-- Exercise objective --
Lines that hold the word "text" should be located and copied.

━━━━━━━━

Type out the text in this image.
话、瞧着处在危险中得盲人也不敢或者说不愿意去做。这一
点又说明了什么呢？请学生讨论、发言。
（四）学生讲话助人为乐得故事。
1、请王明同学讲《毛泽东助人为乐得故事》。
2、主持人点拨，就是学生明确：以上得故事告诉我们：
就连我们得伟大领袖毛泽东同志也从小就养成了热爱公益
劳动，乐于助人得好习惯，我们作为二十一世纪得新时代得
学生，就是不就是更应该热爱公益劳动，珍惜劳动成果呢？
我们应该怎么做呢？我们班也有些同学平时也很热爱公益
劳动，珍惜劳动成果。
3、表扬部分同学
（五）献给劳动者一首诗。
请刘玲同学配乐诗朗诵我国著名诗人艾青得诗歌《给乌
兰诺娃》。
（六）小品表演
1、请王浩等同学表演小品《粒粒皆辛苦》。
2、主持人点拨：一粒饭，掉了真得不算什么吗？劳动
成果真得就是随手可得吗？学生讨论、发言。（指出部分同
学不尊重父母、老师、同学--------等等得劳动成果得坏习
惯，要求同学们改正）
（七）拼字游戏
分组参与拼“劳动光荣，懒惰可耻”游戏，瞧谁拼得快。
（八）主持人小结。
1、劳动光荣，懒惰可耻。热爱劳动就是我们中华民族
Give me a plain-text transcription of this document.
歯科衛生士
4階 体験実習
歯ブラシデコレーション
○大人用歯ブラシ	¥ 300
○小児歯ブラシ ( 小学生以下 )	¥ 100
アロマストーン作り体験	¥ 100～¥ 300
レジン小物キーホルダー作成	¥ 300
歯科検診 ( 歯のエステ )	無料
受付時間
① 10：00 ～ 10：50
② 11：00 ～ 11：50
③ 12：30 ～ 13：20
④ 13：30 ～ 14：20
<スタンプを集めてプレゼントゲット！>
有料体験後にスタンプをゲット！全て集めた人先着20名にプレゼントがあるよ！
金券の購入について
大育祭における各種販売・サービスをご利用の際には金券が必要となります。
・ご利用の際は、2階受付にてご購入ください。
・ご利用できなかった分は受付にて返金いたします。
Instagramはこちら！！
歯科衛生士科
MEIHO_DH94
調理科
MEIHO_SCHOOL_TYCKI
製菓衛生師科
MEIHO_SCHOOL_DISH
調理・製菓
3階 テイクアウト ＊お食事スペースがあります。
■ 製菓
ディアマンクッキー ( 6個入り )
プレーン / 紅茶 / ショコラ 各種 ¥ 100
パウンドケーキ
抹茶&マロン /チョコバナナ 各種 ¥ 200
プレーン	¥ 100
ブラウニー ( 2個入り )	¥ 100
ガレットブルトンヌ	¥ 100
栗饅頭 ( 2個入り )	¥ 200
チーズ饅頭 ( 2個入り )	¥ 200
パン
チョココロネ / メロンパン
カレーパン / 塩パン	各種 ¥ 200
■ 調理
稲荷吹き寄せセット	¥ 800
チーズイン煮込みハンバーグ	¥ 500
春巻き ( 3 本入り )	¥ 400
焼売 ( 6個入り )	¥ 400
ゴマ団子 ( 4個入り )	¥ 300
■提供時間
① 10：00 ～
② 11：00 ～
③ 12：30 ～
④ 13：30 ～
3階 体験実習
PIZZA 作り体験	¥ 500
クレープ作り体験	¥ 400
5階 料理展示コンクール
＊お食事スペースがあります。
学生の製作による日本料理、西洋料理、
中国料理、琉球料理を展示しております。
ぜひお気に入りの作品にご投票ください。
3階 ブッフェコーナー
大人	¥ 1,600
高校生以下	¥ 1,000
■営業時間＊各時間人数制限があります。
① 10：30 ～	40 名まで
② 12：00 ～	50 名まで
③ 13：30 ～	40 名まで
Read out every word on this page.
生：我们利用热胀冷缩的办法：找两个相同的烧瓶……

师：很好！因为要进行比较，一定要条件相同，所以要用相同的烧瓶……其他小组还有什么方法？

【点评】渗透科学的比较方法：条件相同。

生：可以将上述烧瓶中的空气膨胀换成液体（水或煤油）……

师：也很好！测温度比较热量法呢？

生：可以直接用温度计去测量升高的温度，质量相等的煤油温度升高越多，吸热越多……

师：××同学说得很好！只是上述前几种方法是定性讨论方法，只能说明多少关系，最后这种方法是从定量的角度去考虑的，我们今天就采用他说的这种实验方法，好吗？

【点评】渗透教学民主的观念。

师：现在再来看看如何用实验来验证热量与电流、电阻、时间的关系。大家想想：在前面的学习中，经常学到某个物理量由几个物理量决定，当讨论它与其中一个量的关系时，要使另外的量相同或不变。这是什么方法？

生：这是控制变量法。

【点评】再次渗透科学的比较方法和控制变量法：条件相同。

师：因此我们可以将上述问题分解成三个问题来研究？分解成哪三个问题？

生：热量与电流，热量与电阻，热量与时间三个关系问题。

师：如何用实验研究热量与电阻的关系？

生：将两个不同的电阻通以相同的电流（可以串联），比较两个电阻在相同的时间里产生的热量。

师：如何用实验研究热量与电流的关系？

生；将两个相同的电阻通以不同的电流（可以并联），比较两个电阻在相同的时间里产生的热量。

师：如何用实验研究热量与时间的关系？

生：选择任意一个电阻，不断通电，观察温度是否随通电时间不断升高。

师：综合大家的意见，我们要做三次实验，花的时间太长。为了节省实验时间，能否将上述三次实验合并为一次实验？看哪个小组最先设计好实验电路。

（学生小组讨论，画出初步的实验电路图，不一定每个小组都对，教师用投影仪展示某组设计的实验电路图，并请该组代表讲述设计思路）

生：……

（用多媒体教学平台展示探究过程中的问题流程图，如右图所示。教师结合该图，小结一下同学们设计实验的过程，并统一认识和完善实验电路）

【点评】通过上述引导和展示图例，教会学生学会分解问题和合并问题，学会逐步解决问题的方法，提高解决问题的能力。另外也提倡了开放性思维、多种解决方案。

━━━━━━━━

-- The solution --
Type out the text in this image.
Give me a plain-text transcription of this document.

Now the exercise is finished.